Stored records:
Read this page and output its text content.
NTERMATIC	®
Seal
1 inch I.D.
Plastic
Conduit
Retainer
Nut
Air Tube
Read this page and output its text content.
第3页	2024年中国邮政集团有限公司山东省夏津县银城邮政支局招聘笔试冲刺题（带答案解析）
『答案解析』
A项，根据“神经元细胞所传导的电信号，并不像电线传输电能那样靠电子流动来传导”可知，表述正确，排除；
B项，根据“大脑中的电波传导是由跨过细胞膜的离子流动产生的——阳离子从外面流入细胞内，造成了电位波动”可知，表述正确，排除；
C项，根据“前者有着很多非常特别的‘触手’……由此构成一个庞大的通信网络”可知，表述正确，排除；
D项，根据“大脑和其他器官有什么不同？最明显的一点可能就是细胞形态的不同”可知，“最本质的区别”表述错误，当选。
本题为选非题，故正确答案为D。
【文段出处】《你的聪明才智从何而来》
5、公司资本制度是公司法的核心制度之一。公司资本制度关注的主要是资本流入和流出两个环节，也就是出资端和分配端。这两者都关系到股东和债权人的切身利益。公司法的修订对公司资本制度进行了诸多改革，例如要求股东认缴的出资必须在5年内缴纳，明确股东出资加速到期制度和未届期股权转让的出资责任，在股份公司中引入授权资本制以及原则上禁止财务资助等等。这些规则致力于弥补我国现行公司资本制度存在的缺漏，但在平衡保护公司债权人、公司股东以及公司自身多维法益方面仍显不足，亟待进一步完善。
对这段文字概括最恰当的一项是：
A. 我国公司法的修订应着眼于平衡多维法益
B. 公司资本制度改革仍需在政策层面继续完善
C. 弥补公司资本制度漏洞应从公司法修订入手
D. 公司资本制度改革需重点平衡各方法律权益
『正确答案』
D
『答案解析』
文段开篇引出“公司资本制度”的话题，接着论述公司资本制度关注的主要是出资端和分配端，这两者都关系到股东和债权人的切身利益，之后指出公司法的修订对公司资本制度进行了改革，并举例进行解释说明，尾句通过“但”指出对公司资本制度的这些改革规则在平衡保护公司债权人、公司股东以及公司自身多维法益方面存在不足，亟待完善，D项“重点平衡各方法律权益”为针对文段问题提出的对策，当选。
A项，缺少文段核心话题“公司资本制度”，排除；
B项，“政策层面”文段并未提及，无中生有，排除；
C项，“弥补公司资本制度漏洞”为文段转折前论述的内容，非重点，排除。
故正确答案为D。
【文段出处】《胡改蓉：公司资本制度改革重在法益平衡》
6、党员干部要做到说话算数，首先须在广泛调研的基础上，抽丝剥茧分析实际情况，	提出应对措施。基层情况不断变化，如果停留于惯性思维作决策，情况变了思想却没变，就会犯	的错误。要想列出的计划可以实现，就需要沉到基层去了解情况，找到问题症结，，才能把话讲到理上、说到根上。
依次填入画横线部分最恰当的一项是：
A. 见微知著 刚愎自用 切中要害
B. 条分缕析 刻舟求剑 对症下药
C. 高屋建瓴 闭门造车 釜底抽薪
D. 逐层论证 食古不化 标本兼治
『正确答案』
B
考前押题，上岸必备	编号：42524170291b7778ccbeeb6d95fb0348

_The task:_
Please set down the whole listing above without altering a single line.

_Written solution:_
Read this page and output its text content.
NTERMATIC	®
Seal
1 inch I.D.
Plastic
Conduit
Retainer
Nut
Air Tube
Read this page and output its text content.
第3页	2024年中国邮政集团有限公司山东省夏津县银城邮政支局招聘笔试冲刺题（带答案解析）
『答案解析』
A项，根据“神经元细胞所传导的电信号，并不像电线传输电能那样靠电子流动来传导”可知，表述正确，排除；
B项，根据“大脑中的电波传导是由跨过细胞膜的离子流动产生的——阳离子从外面流入细胞内，造成了电位波动”可知，表述正确，排除；
C项，根据“前者有着很多非常特别的‘触手’……由此构成一个庞大的通信网络”可知，表述正确，排除；
D项，根据“大脑和其他器官有什么不同？最明显的一点可能就是细胞形态的不同”可知，“最本质的区别”表述错误，当选。
本题为选非题，故正确答案为D。
【文段出处】《你的聪明才智从何而来》
5、公司资本制度是公司法的核心制度之一。公司资本制度关注的主要是资本流入和流出两个环节，也就是出资端和分配端。这两者都关系到股东和债权人的切身利益。公司法的修订对公司资本制度进行了诸多改革，例如要求股东认缴的出资必须在5年内缴纳，明确股东出资加速到期制度和未届期股权转让的出资责任，在股份公司中引入授权资本制以及原则上禁止财务资助等等。这些规则致力于弥补我国现行公司资本制度存在的缺漏，但在平衡保护公司债权人、公司股东以及公司自身多维法益方面仍显不足，亟待进一步完善。
对这段文字概括最恰当的一项是：
A. 我国公司法的修订应着眼于平衡多维法益
B. 公司资本制度改革仍需在政策层面继续完善
C. 弥补公司资本制度漏洞应从公司法修订入手
D. 公司资本制度改革需重点平衡各方法律权益
『正确答案』
D
『答案解析』
文段开篇引出“公司资本制度”的话题，接着论述公司资本制度关注的主要是出资端和分配端，这两者都关系到股东和债权人的切身利益，之后指出公司法的修订对公司资本制度进行了改革，并举例进行解释说明，尾句通过“但”指出对公司资本制度的这些改革规则在平衡保护公司债权人、公司股东以及公司自身多维法益方面存在不足，亟待完善，D项“重点平衡各方法律权益”为针对文段问题提出的对策，当选。
A项，缺少文段核心话题“公司资本制度”，排除；
B项，“政策层面”文段并未提及，无中生有，排除；
C项，“弥补公司资本制度漏洞”为文段转折前论述的内容，非重点，排除。
故正确答案为D。
【文段出处】《胡改蓉：公司资本制度改革重在法益平衡》
6、党员干部要做到说话算数，首先须在广泛调研的基础上，抽丝剥茧分析实际情况，	提出应对措施。基层情况不断变化，如果停留于惯性思维作决策，情况变了思想却没变，就会犯	的错误。要想列出的计划可以实现，就需要沉到基层去了解情况，找到问题症结，，才能把话讲到理上、说到根上。
依次填入画横线部分最恰当的一项是：
A. 见微知著 刚愎自用 切中要害
B. 条分缕析 刻舟求剑 对症下药
C. 高屋建瓴 闭门造车 釜底抽薪
D. 逐层论证 食古不化 标本兼治
『正确答案』
B
考前押题，上岸必备	编号：42524170291b7778ccbeeb6d95fb0348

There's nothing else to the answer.